:: REQUIREMENT ::
Produce an exact copy of all the records.

Begin DATASET RECORDS

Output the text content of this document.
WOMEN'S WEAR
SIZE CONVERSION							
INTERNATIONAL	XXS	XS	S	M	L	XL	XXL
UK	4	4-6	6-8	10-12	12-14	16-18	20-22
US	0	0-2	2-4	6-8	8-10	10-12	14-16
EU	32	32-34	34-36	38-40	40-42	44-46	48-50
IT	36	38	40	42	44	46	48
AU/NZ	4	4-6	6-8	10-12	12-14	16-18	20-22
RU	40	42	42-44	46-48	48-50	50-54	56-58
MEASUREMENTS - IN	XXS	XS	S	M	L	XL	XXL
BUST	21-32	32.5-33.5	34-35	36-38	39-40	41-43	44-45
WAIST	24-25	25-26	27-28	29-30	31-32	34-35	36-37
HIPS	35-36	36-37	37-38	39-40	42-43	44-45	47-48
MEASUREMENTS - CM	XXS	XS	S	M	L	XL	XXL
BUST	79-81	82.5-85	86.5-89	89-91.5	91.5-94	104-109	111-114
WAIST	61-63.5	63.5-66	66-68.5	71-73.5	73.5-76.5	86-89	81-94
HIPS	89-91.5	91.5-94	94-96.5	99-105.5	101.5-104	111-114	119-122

End DATASET RECORDS

:: SOLUTION TO THIS TASK ::
Output the text content of this document.
WOMEN'S WEAR
SIZE CONVERSION							
INTERNATIONAL	XXS	XS	S	M	L	XL	XXL
UK	4	4-6	6-8	10-12	12-14	16-18	20-22
US	0	0-2	2-4	6-8	8-10	10-12	14-16
EU	32	32-34	34-36	38-40	40-42	44-46	48-50
IT	36	38	40	42	44	46	48
AU/NZ	4	4-6	6-8	10-12	12-14	16-18	20-22
RU	40	42	42-44	46-48	48-50	50-54	56-58
MEASUREMENTS - IN	XXS	XS	S	M	L	XL	XXL
BUST	21-32	32.5-33.5	34-35	36-38	39-40	41-43	44-45
WAIST	24-25	25-26	27-28	29-30	31-32	34-35	36-37
HIPS	35-36	36-37	37-38	39-40	42-43	44-45	47-48
MEASUREMENTS - CM	XXS	XS	S	M	L	XL	XXL
BUST	79-81	82.5-85	86.5-89	89-91.5	91.5-94	104-109	111-114
WAIST	61-63.5	63.5-66	66-68.5	71-73.5	73.5-76.5	86-89	81-94
HIPS	89-91.5	91.5-94	94-96.5	99-105.5	101.5-104	111-114	119-122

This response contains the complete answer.